▸ Problems:
1) According to the Marlon Beresford biography, what fee did Burnley pay Sheffield Wednesday for him?
2) Continue the biography of Marlon Beresford, starting after its final sentence.

▸ Document excerpt:
════════════════════
Marlon Beresford (born 2 September 1969) is an English former footballer who played as a goalkeeper. He formerly also worked as an accountancy tutor and sports commentator after retiring from football. He is currently working for Woking FC as a goalkeeping coach.

Career

Sheffield Wednesday and early loans
Born in Lincoln, Lincolnshire, Beresford started his career in the Sheffield Wednesday youth system. He signed a professional contract in September 1987. While at the Yorkshire club, he was sent out on loan to Bury, Northampton Town twice and Crewe Alexandra.

Burnley
After failing to break into the Sheffield Wednesday first team, Beresford was sold for a fee of £95,000 to Burnley. While at Burnley he made almost 250 appearances and impressed so much that he was then tracked by Arsenal Newcastle and eventually bought by Middlesbrough

Middlesbrough and further loans
Beresford was signed to provide goalkeeping backup to Mark Schwarzer and kep 3 clean sheets in is first 3 games helping the club to promotion to the Premier League. During season 01/02 he was then loaned to Sheffield Wednesday, Wolverhampton Wanderers and Burnley for a second spell.
════════════════════
▸ Stored rows:
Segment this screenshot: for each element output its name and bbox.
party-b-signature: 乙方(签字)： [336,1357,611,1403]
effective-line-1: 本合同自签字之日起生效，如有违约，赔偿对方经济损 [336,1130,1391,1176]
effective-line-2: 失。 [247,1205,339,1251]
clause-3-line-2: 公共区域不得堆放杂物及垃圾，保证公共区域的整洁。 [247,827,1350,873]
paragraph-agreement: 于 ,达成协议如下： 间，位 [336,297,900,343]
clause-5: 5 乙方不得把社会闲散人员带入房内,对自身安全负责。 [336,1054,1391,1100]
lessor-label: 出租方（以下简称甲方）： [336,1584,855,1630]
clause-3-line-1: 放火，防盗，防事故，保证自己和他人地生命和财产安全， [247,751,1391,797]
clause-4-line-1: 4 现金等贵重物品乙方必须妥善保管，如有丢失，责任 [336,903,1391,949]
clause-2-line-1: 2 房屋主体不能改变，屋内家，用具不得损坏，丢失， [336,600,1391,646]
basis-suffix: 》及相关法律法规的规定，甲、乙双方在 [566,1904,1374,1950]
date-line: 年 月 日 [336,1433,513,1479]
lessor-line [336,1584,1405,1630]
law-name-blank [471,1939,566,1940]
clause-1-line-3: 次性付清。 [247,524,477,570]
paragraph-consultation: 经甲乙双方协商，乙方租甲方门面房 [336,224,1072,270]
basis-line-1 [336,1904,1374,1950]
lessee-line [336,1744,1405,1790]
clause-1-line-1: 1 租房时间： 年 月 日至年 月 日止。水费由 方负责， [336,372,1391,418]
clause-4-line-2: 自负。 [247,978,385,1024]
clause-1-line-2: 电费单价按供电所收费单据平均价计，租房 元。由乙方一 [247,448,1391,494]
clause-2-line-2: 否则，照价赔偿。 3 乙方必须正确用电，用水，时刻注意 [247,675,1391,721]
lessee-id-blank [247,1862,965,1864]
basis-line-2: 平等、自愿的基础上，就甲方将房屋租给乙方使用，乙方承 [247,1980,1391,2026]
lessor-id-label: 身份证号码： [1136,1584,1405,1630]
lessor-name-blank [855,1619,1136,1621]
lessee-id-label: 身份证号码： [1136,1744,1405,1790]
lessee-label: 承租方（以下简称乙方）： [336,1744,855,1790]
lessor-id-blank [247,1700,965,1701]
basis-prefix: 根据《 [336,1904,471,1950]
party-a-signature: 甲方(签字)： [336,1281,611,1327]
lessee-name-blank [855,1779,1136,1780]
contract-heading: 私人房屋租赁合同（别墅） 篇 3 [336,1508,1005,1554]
════════════════════
▸ Answers for the tasks:
1) £95,000

2)
Later career
When his contract with Middlesbrough ended, Beresford joined York City on a short-term contract in August 2002, before joining Burnley for the third time, on a month's contract in September. Despite doubts over his proficiency, he played a whole season at Burnley. A return to York for the following season fell through due to insurance problems regarding an old back injury. He then signed for Bradford City on a free transfer in September 2003, after which he moved to Luton Town.

Luton Town, Barnsley and Oldham Athletic
Beresford impressed for Luton, becoming a fans favourite, but an FA-imposed transfer embargo which prevented the Hatters from signing him permanently. When his loan ended he moved to Barnsley but, after Luton came out of administration and had the embargo lifted, he was re-signed for Luton by Mike Newell in 2004.

Beresford played a key role in Luton's League One winning side in 2004–05 – the first time in his career he had picked up a championship winners medal. Due to his experience, he continued making appearances throughout the 2005–06 season and contributed significantly to Luton's respectable finish of 10th place. Beresford also played in the 2006–07 season which saw Luton relegated from the Championship.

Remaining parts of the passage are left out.